Brief:
Retype the whole listing, please, keeping every line exact and dropping the pictures.

────────────────────

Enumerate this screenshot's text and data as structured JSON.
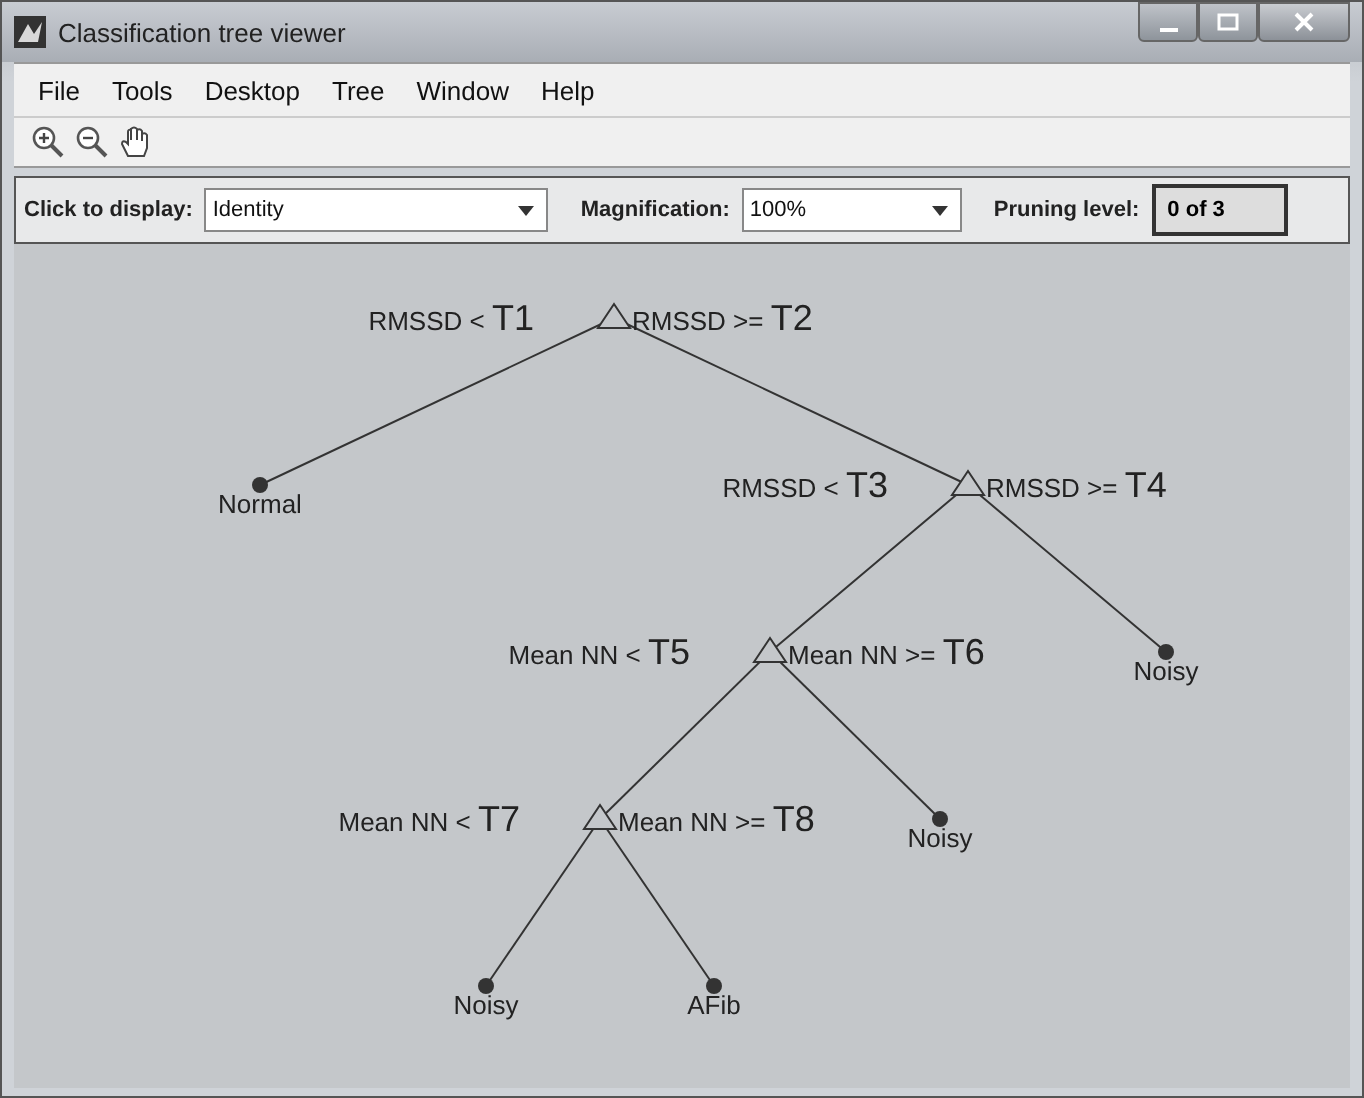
{
  "window": {
    "title": "Classification tree viewer"
  },
  "menu": [
    "File",
    "Tools",
    "Desktop",
    "Tree",
    "Window",
    "Help"
  ],
  "toolbar": [
    {
      "kind": "zoom-in"
    },
    {
      "kind": "zoom-out"
    },
    {
      "kind": "pan"
    }
  ],
  "controls": {
    "display_label": "Click to display:",
    "display_value": "Identity",
    "magnification_label": "Magnification:",
    "magnification_value": "100%",
    "pruning_label": "Pruning level:",
    "pruning_value": "0 of 3"
  },
  "tree": {
    "kind": "split",
    "left_label": {
      "text": "RMSSD <",
      "threshold": "T1"
    },
    "right_label": {
      "text": "RMSSD >=",
      "threshold": "T2"
    },
    "children": [
      {
        "kind": "leaf",
        "label": "Normal"
      },
      {
        "kind": "split",
        "left_label": {
          "text": "RMSSD <",
          "threshold": "T3"
        },
        "right_label": {
          "text": "RMSSD >=",
          "threshold": "T4"
        },
        "children": [
          {
            "kind": "split",
            "left_label": {
              "text": "Mean NN <",
              "threshold": "T5"
            },
            "right_label": {
              "text": "Mean NN >=",
              "threshold": "T6"
            },
            "children": [
              {
                "kind": "split",
                "left_label": {
                  "text": "Mean NN <",
                  "threshold": "T7"
                },
                "right_label": {
                  "text": "Mean NN >=",
                  "threshold": "T8"
                },
                "children": [
                  {
                    "kind": "leaf",
                    "label": "Noisy"
                  },
                  {
                    "kind": "leaf",
                    "label": "AFib"
                  }
                ]
              },
              {
                "kind": "leaf",
                "label": "Noisy"
              }
            ]
          },
          {
            "kind": "leaf",
            "label": "Noisy"
          }
        ]
      }
    ]
  }
}
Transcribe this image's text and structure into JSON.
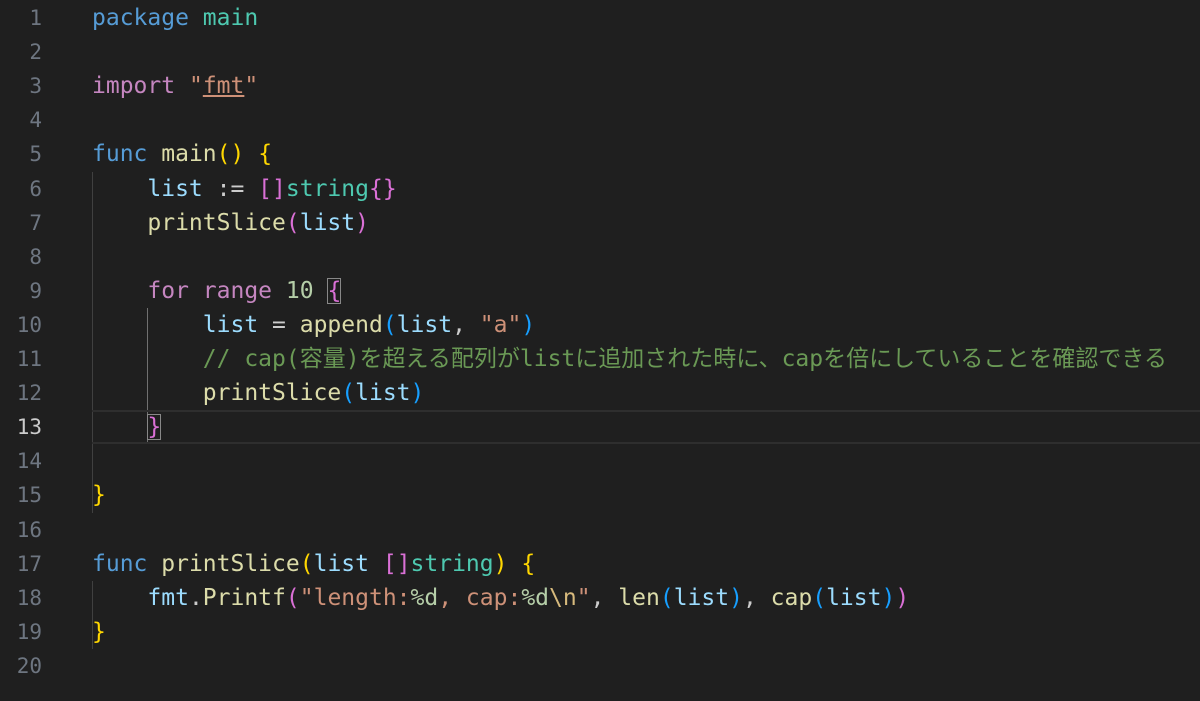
{
  "editor": {
    "language": "go",
    "current_line": 13,
    "line_numbers": [
      "1",
      "2",
      "3",
      "4",
      "5",
      "6",
      "7",
      "8",
      "9",
      "10",
      "11",
      "12",
      "13",
      "14",
      "15",
      "16",
      "17",
      "18",
      "19",
      "20"
    ],
    "lines": [
      [
        [
          "kw",
          "package"
        ],
        [
          "plain",
          " "
        ],
        [
          "type",
          "main"
        ]
      ],
      [],
      [
        [
          "kw2",
          "import"
        ],
        [
          "plain",
          " "
        ],
        [
          "str",
          "\""
        ],
        [
          "str-u",
          "fmt"
        ],
        [
          "str",
          "\""
        ]
      ],
      [],
      [
        [
          "kw",
          "func"
        ],
        [
          "plain",
          " "
        ],
        [
          "fn",
          "main"
        ],
        [
          "b1",
          "()"
        ],
        [
          "plain",
          " "
        ],
        [
          "b1",
          "{"
        ]
      ],
      [
        [
          "plain",
          "    "
        ],
        [
          "var",
          "list"
        ],
        [
          "plain",
          " := "
        ],
        [
          "b2",
          "[]"
        ],
        [
          "type",
          "string"
        ],
        [
          "b2",
          "{}"
        ]
      ],
      [
        [
          "plain",
          "    "
        ],
        [
          "fn",
          "printSlice"
        ],
        [
          "b2",
          "("
        ],
        [
          "var",
          "list"
        ],
        [
          "b2",
          ")"
        ]
      ],
      [],
      [
        [
          "plain",
          "    "
        ],
        [
          "kw2",
          "for"
        ],
        [
          "plain",
          " "
        ],
        [
          "kw2",
          "range"
        ],
        [
          "plain",
          " "
        ],
        [
          "num",
          "10"
        ],
        [
          "plain",
          " "
        ],
        [
          "b2m",
          "{"
        ]
      ],
      [
        [
          "plain",
          "        "
        ],
        [
          "var",
          "list"
        ],
        [
          "plain",
          " = "
        ],
        [
          "fn",
          "append"
        ],
        [
          "b3",
          "("
        ],
        [
          "var",
          "list"
        ],
        [
          "plain",
          ", "
        ],
        [
          "str",
          "\"a\""
        ],
        [
          "b3",
          ")"
        ]
      ],
      [
        [
          "plain",
          "        "
        ],
        [
          "cmt",
          "// cap(容量)を超える配列がlistに追加された時に、capを倍にしていることを確認できる"
        ]
      ],
      [
        [
          "plain",
          "        "
        ],
        [
          "fn",
          "printSlice"
        ],
        [
          "b3",
          "("
        ],
        [
          "var",
          "list"
        ],
        [
          "b3",
          ")"
        ]
      ],
      [
        [
          "plain",
          "    "
        ],
        [
          "b2m",
          "}"
        ]
      ],
      [],
      [
        [
          "b1",
          "}"
        ]
      ],
      [],
      [
        [
          "kw",
          "func"
        ],
        [
          "plain",
          " "
        ],
        [
          "fn",
          "printSlice"
        ],
        [
          "b1",
          "("
        ],
        [
          "var",
          "list"
        ],
        [
          "plain",
          " "
        ],
        [
          "b2",
          "[]"
        ],
        [
          "type",
          "string"
        ],
        [
          "b1",
          ")"
        ],
        [
          "plain",
          " "
        ],
        [
          "b1",
          "{"
        ]
      ],
      [
        [
          "plain",
          "    "
        ],
        [
          "var",
          "fmt"
        ],
        [
          "plain",
          "."
        ],
        [
          "fn",
          "Printf"
        ],
        [
          "b2",
          "("
        ],
        [
          "str",
          "\"length:"
        ],
        [
          "num",
          "%d"
        ],
        [
          "str",
          ", cap:"
        ],
        [
          "num",
          "%d"
        ],
        [
          "esc",
          "\\n"
        ],
        [
          "str",
          "\""
        ],
        [
          "plain",
          ", "
        ],
        [
          "fn",
          "len"
        ],
        [
          "b3",
          "("
        ],
        [
          "var",
          "list"
        ],
        [
          "b3",
          ")"
        ],
        [
          "plain",
          ", "
        ],
        [
          "fn",
          "cap"
        ],
        [
          "b3",
          "("
        ],
        [
          "var",
          "list"
        ],
        [
          "b3",
          ")"
        ],
        [
          "b2",
          ")"
        ]
      ],
      [
        [
          "b1",
          "}"
        ]
      ],
      []
    ]
  },
  "colors": {
    "background": "#1f1f1f",
    "line_number": "#6e7681",
    "keyword": "#569cd6",
    "control_keyword": "#c586c0",
    "function": "#dcdcaa",
    "variable": "#9cdcfe",
    "type": "#4ec9b0",
    "string": "#ce9178",
    "number": "#b5cea8",
    "comment": "#6a9955",
    "bracket_level_1": "#ffd700",
    "bracket_level_2": "#da70d6",
    "bracket_level_3": "#179fff"
  }
}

────────────────────

Written solution:
Enumerate this screenshot's text and data as structured JSON.
{
  "window": {
    "title": "Classification tree viewer"
  },
  "menu": [
    "File",
    "Tools",
    "Desktop",
    "Tree",
    "Window",
    "Help"
  ],
  "toolbar": [
    {
      "kind": "zoom-in"
    },
    {
      "kind": "zoom-out"
    },
    {
      "kind": "pan"
    }
  ],
  "controls": {
    "display_label": "Click to display:",
    "display_value": "Identity",
    "magnification_label": "Magnification:",
    "magnification_value": "100%",
    "pruning_label": "Pruning level:",
    "pruning_value": "0 of 3"
  },
  "tree": {
    "kind": "split",
    "left_label": {
      "text": "RMSSD <",
      "threshold": "T1"
    },
    "right_label": {
      "text": "RMSSD >=",
      "threshold": "T2"
    },
    "children": [
      {
        "kind": "leaf",
        "label": "Normal"
      },
      {
        "kind": "split",
        "left_label": {
          "text": "RMSSD <",
          "threshold": "T3"
        },
        "right_label": {
          "text": "RMSSD >=",
          "threshold": "T4"
        },
        "children": [
          {
            "kind": "split",
            "left_label": {
              "text": "Mean NN <",
              "threshold": "T5"
            },
            "right_label": {
              "text": "Mean NN >=",
              "threshold": "T6"
            },
            "children": [
              {
                "kind": "split",
                "left_label": {
                  "text": "Mean NN <",
                  "threshold": "T7"
                },
                "right_label": {
                  "text": "Mean NN >=",
                  "threshold": "T8"
                },
                "children": [
                  {
                    "kind": "leaf",
                    "label": "Noisy"
                  },
                  {
                    "kind": "leaf",
                    "label": "AFib"
                  }
                ]
              },
              {
                "kind": "leaf",
                "label": "Noisy"
              }
            ]
          },
          {
            "kind": "leaf",
            "label": "Noisy"
          }
        ]
      }
    ]
  }
}
Transcribe this image's text and structure into JSON.
{
  "editor": {
    "language": "go",
    "current_line": 13,
    "line_numbers": [
      "1",
      "2",
      "3",
      "4",
      "5",
      "6",
      "7",
      "8",
      "9",
      "10",
      "11",
      "12",
      "13",
      "14",
      "15",
      "16",
      "17",
      "18",
      "19",
      "20"
    ],
    "lines": [
      [
        [
          "kw",
          "package"
        ],
        [
          "plain",
          " "
        ],
        [
          "type",
          "main"
        ]
      ],
      [],
      [
        [
          "kw2",
          "import"
        ],
        [
          "plain",
          " "
        ],
        [
          "str",
          "\""
        ],
        [
          "str-u",
          "fmt"
        ],
        [
          "str",
          "\""
        ]
      ],
      [],
      [
        [
          "kw",
          "func"
        ],
        [
          "plain",
          " "
        ],
        [
          "fn",
          "main"
        ],
        [
          "b1",
          "()"
        ],
        [
          "plain",
          " "
        ],
        [
          "b1",
          "{"
        ]
      ],
      [
        [
          "plain",
          "    "
        ],
        [
          "var",
          "list"
        ],
        [
          "plain",
          " := "
        ],
        [
          "b2",
          "[]"
        ],
        [
          "type",
          "string"
        ],
        [
          "b2",
          "{}"
        ]
      ],
      [
        [
          "plain",
          "    "
        ],
        [
          "fn",
          "printSlice"
        ],
        [
          "b2",
          "("
        ],
        [
          "var",
          "list"
        ],
        [
          "b2",
          ")"
        ]
      ],
      [],
      [
        [
          "plain",
          "    "
        ],
        [
          "kw2",
          "for"
        ],
        [
          "plain",
          " "
        ],
        [
          "kw2",
          "range"
        ],
        [
          "plain",
          " "
        ],
        [
          "num",
          "10"
        ],
        [
          "plain",
          " "
        ],
        [
          "b2m",
          "{"
        ]
      ],
      [
        [
          "plain",
          "        "
        ],
        [
          "var",
          "list"
        ],
        [
          "plain",
          " = "
        ],
        [
          "fn",
          "append"
        ],
        [
          "b3",
          "("
        ],
        [
          "var",
          "list"
        ],
        [
          "plain",
          ", "
        ],
        [
          "str",
          "\"a\""
        ],
        [
          "b3",
          ")"
        ]
      ],
      [
        [
          "plain",
          "        "
        ],
        [
          "cmt",
          "// cap(容量)を超える配列がlistに追加された時に、capを倍にしていることを確認できる"
        ]
      ],
      [
        [
          "plain",
          "        "
        ],
        [
          "fn",
          "printSlice"
        ],
        [
          "b3",
          "("
        ],
        [
          "var",
          "list"
        ],
        [
          "b3",
          ")"
        ]
      ],
      [
        [
          "plain",
          "    "
        ],
        [
          "b2m",
          "}"
        ]
      ],
      [],
      [
        [
          "b1",
          "}"
        ]
      ],
      [],
      [
        [
          "kw",
          "func"
        ],
        [
          "plain",
          " "
        ],
        [
          "fn",
          "printSlice"
        ],
        [
          "b1",
          "("
        ],
        [
          "var",
          "list"
        ],
        [
          "plain",
          " "
        ],
        [
          "b2",
          "[]"
        ],
        [
          "type",
          "string"
        ],
        [
          "b1",
          ")"
        ],
        [
          "plain",
          " "
        ],
        [
          "b1",
          "{"
        ]
      ],
      [
        [
          "plain",
          "    "
        ],
        [
          "var",
          "fmt"
        ],
        [
          "plain",
          "."
        ],
        [
          "fn",
          "Printf"
        ],
        [
          "b2",
          "("
        ],
        [
          "str",
          "\"length:"
        ],
        [
          "num",
          "%d"
        ],
        [
          "str",
          ", cap:"
        ],
        [
          "num",
          "%d"
        ],
        [
          "esc",
          "\\n"
        ],
        [
          "str",
          "\""
        ],
        [
          "plain",
          ", "
        ],
        [
          "fn",
          "len"
        ],
        [
          "b3",
          "("
        ],
        [
          "var",
          "list"
        ],
        [
          "b3",
          ")"
        ],
        [
          "plain",
          ", "
        ],
        [
          "fn",
          "cap"
        ],
        [
          "b3",
          "("
        ],
        [
          "var",
          "list"
        ],
        [
          "b3",
          ")"
        ],
        [
          "b2",
          ")"
        ]
      ],
      [
        [
          "b1",
          "}"
        ]
      ],
      []
    ]
  },
  "colors": {
    "background": "#1f1f1f",
    "line_number": "#6e7681",
    "keyword": "#569cd6",
    "control_keyword": "#c586c0",
    "function": "#dcdcaa",
    "variable": "#9cdcfe",
    "type": "#4ec9b0",
    "string": "#ce9178",
    "number": "#b5cea8",
    "comment": "#6a9955",
    "bracket_level_1": "#ffd700",
    "bracket_level_2": "#da70d6",
    "bracket_level_3": "#179fff"
  }
}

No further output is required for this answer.